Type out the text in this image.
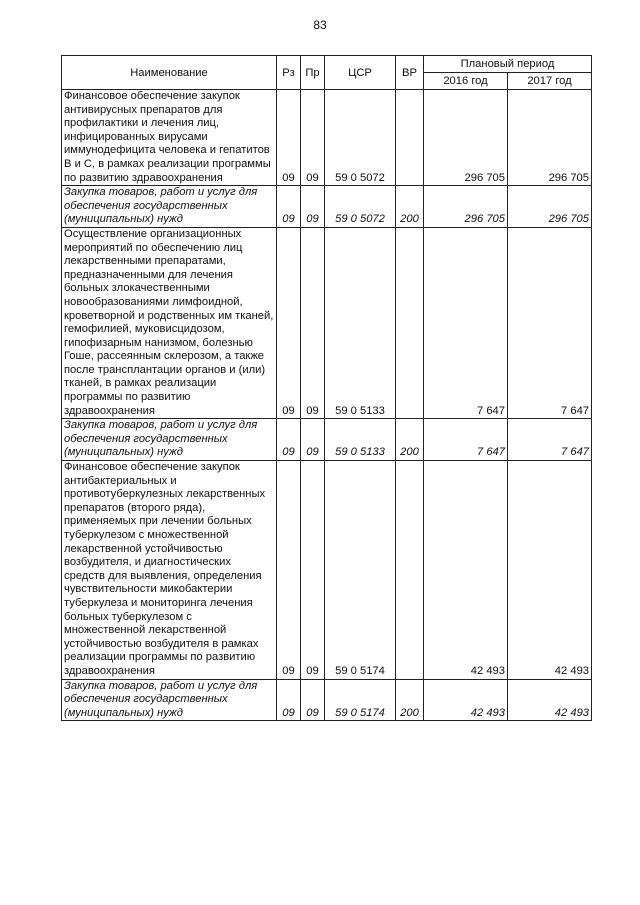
83
Наименование	Рз	Пр	ЦСР	ВР	Плановый период	
					2016 год	2017 год
Финансовое обеспечение закупок антивирусных препаратов для профилактики и лечения лиц, инфицированных вирусами иммунодефицита человека и гепатитов В и С, в рамках реализации программы по развитию здравоохранения	09	09	59 0 5072		296 705	296 705
Закупка товаров, работ и услуг для обеспечения государственных (муниципальных) нужд	09	09	59 0 5072	200	296 705	296 705
Осуществление организационных мероприятий по обеспечению лиц лекарственными препаратами, предназначенными для лечения больных злокачественными новообразованиями лимфоидной, кроветворной и родственных им тканей, гемофилией, муковисцидозом, гипофизарным нанизмом, болезнью Гоше, рассеянным склерозом, а также после трансплантации органов и (или) тканей, в рамках реализации программы по развитию здравоохранения	09	09	59 0 5133		7 647	7 647
Закупка товаров, работ и услуг для обеспечения государственных (муниципальных) нужд	09	09	59 0 5133	200	7 647	7 647
Финансовое обеспечение закупок антибактериальных и противотуберкулезных лекарственных препаратов (второго ряда), применяемых при лечении больных туберкулезом с множественной лекарственной устойчивостью возбудителя, и диагностических средств для выявления, определения чувствительности микобактерии туберкулеза и мониторинга лечения больных туберкулезом с множественной лекарственной устойчивостью возбудителя в рамках реализации программы по развитию здравоохранения	09	09	59 0 5174		42 493	42 493
Закупка товаров, работ и услуг для обеспечения государственных (муниципальных) нужд	09	09	59 0 5174	200	42 493	42 493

**EXERCISE**
Return each line in the records that holds the string "нужд".

**RESPONSE TO THE TASK**
Закупка товаров, работ и услуг для обеспечения государственных (муниципальных) нужд	09	09	59 0 5072	200	296 705	296 705
Закупка товаров, работ и услуг для обеспечения государственных (муниципальных) нужд	09	09	59 0 5133	200	7 647	7 647
Закупка товаров, работ и услуг для обеспечения государственных (муниципальных) нужд	09	09	59 0 5174	200	42 493	42 493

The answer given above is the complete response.